EXERCISE OBJECTIVE = Could you filter the records below down to the lines that include the word "right"?

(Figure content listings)
Start of Block
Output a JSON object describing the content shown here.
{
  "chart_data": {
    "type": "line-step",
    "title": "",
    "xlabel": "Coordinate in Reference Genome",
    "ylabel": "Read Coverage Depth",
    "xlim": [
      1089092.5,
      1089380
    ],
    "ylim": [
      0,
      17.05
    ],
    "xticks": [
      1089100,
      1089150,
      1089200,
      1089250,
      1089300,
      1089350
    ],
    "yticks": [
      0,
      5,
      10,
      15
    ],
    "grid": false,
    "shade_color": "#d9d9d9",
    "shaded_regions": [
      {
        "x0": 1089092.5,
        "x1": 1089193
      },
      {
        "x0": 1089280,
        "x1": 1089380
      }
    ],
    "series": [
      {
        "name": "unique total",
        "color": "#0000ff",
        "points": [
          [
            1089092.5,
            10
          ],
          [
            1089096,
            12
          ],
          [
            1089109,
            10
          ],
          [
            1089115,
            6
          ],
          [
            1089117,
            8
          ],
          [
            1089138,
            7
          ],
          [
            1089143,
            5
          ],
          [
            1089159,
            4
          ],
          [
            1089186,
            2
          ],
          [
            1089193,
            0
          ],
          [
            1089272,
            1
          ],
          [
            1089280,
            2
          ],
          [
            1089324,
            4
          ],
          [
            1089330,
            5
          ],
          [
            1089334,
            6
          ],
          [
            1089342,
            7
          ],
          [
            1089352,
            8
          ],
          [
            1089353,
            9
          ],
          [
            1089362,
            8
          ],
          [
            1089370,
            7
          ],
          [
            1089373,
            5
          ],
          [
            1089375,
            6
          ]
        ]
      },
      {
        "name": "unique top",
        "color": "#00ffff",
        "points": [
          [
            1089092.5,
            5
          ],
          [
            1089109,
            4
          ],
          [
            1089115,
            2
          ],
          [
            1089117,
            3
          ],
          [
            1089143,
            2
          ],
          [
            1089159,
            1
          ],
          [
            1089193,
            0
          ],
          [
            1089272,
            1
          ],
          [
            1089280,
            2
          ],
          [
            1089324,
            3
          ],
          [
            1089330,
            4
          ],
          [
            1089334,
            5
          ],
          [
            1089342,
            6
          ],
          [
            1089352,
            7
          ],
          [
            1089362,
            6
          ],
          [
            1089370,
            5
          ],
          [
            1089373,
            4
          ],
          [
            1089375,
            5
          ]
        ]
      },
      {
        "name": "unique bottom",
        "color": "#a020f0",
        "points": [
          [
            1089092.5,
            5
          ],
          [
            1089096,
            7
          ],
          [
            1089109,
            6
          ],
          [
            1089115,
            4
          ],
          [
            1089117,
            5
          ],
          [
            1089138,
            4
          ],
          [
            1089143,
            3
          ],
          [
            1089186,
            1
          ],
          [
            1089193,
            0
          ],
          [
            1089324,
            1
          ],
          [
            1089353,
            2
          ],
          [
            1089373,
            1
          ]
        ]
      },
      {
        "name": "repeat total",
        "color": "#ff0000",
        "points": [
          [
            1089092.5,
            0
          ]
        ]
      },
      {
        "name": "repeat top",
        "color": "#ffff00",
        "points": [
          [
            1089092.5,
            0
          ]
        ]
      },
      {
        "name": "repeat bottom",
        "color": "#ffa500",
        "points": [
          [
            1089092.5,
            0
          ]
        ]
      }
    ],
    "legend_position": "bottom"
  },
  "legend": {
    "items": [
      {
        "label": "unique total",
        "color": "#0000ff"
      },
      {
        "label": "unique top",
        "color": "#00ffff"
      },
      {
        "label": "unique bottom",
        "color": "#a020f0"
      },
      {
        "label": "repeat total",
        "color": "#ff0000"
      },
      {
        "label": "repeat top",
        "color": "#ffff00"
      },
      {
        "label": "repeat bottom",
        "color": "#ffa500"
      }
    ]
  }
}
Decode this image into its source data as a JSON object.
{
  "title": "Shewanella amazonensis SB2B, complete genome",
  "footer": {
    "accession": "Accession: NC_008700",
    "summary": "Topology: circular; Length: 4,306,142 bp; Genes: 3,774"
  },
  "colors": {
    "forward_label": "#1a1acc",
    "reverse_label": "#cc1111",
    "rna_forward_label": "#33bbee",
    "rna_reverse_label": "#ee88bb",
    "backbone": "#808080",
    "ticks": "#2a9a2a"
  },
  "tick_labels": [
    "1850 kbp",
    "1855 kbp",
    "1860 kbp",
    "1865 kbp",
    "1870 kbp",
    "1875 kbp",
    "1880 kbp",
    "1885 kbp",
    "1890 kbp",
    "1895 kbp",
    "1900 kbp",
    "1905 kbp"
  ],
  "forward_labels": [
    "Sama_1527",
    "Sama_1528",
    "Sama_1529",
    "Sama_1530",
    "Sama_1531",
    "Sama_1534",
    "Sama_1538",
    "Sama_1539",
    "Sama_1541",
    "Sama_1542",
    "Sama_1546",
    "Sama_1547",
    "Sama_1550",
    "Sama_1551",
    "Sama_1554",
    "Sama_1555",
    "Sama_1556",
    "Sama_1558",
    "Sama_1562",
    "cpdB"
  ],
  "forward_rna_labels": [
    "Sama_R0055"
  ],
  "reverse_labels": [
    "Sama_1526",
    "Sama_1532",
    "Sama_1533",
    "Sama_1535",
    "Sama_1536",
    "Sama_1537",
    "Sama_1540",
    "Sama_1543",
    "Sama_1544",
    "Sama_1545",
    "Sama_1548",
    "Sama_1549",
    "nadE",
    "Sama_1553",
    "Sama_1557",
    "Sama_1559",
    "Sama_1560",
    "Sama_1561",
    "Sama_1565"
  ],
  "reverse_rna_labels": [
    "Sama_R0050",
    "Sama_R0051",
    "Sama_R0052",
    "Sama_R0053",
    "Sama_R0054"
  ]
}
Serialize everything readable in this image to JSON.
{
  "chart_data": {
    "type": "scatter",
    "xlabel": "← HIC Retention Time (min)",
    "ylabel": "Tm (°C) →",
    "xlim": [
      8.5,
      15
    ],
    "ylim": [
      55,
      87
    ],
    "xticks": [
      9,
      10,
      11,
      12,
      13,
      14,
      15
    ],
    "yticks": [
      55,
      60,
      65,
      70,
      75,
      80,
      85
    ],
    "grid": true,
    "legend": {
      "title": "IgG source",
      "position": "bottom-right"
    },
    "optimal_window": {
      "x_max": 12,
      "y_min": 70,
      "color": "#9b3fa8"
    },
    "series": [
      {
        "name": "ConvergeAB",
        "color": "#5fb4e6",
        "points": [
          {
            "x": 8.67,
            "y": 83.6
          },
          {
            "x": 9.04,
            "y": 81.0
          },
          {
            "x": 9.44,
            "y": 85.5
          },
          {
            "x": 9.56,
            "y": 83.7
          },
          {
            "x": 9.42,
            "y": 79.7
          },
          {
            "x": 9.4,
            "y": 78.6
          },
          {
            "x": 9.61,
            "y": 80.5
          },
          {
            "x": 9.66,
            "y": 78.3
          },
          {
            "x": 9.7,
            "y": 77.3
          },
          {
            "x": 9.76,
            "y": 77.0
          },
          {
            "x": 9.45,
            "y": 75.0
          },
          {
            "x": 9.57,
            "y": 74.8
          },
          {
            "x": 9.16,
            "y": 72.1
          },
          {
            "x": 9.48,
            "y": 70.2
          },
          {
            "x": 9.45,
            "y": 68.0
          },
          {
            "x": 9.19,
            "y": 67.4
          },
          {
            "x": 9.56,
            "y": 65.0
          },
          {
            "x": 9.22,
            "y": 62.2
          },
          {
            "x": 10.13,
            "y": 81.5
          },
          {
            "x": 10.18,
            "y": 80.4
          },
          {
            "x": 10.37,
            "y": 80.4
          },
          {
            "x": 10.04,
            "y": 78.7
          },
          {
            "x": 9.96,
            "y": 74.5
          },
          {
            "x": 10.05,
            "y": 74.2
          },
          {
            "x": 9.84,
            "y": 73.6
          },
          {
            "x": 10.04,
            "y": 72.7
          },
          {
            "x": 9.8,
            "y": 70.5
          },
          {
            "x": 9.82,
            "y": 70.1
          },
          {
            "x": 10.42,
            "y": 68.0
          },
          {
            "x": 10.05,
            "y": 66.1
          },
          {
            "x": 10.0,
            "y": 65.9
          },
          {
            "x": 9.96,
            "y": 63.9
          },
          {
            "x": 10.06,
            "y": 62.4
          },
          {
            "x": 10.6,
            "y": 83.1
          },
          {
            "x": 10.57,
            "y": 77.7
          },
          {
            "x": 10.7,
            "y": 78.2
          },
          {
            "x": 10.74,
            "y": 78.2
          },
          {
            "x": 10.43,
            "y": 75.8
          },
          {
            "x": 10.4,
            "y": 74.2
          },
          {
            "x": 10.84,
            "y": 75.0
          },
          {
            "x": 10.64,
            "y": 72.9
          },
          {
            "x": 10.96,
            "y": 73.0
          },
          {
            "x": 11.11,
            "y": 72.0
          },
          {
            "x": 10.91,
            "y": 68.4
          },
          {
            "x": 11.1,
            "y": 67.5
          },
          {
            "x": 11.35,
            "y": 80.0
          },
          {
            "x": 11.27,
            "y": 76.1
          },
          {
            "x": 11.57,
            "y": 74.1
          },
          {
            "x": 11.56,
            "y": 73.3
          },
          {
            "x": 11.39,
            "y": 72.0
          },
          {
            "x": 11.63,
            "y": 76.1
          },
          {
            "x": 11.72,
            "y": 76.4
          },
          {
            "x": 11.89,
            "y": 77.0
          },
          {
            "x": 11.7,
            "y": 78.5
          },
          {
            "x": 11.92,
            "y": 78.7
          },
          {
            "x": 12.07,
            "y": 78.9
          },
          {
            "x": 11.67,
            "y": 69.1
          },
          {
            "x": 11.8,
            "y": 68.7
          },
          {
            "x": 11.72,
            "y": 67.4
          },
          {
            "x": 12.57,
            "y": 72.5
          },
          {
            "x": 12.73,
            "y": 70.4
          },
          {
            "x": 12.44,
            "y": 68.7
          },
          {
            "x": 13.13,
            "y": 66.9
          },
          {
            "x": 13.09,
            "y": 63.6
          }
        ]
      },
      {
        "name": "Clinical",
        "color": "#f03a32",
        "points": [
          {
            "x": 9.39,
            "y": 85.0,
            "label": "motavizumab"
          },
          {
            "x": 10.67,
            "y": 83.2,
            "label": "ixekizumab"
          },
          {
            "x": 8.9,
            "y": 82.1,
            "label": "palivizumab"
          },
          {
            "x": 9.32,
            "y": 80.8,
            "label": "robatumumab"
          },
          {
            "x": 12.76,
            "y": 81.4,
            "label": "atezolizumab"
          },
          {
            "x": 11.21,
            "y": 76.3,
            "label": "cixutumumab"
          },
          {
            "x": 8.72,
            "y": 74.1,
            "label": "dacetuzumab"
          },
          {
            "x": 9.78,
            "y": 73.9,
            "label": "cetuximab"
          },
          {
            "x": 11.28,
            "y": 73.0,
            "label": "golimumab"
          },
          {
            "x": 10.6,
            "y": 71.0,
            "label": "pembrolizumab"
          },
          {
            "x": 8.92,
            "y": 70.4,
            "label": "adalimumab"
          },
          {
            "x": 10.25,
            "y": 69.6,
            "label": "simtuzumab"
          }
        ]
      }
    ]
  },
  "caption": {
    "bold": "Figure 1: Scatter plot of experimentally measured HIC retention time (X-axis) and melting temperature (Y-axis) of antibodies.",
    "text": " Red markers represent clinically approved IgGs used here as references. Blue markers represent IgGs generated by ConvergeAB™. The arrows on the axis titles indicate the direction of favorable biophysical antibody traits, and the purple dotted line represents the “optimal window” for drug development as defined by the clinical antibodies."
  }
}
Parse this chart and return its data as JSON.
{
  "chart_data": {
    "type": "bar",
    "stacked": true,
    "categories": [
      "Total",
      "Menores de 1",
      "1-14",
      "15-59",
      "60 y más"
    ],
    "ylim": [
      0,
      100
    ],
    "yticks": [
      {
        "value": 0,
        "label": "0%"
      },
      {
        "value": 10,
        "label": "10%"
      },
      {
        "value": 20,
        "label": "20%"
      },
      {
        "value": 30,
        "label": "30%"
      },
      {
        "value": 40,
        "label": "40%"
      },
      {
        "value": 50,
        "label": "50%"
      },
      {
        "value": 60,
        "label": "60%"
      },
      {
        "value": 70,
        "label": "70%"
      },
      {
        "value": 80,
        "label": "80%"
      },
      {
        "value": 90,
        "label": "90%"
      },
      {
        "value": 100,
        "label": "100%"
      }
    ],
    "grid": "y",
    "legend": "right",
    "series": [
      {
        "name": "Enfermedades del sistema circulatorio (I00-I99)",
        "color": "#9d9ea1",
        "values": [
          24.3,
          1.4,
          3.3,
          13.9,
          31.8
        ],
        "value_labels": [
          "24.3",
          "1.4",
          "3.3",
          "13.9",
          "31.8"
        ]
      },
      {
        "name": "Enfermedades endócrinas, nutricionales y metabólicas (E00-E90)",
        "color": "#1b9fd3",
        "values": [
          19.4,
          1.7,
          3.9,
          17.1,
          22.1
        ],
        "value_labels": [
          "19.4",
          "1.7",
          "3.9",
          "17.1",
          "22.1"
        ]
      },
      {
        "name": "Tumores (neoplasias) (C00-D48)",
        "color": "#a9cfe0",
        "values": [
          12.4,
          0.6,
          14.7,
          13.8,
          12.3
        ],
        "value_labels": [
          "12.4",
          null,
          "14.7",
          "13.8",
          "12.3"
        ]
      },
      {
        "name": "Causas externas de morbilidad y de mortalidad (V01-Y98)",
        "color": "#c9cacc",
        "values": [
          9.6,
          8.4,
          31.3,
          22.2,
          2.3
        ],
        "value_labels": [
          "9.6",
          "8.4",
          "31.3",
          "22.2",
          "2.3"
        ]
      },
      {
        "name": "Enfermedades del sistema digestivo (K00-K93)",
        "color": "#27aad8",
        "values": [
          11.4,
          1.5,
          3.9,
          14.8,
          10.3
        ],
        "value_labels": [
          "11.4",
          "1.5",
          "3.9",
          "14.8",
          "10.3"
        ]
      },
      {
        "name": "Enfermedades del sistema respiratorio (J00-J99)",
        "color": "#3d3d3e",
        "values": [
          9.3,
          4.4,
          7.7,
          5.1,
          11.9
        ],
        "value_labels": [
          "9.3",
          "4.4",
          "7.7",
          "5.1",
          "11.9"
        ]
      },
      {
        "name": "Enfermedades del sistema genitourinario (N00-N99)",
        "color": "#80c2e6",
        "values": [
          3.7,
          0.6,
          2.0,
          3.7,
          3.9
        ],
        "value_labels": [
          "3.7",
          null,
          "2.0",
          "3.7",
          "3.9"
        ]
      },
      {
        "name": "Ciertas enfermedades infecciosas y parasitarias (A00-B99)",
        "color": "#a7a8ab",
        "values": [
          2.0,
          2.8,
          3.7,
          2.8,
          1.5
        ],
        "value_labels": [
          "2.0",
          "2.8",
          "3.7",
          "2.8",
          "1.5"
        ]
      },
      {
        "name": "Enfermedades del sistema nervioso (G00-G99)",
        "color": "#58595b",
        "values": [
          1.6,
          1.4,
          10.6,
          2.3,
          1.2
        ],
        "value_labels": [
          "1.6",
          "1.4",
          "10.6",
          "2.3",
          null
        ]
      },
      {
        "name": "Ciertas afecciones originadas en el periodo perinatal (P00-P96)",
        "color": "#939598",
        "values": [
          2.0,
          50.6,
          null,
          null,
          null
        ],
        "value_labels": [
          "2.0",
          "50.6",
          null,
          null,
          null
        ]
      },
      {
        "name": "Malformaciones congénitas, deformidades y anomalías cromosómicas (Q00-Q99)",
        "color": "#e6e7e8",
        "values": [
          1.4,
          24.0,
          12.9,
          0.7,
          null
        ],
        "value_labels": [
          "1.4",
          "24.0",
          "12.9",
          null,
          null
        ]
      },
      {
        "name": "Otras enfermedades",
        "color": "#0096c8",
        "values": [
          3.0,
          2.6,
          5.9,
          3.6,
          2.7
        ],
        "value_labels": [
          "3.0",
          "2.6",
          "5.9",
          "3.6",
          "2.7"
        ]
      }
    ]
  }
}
End of Block
WRITTEN SOLUTION =
      "position": "bottom-right"
    "legend": "right",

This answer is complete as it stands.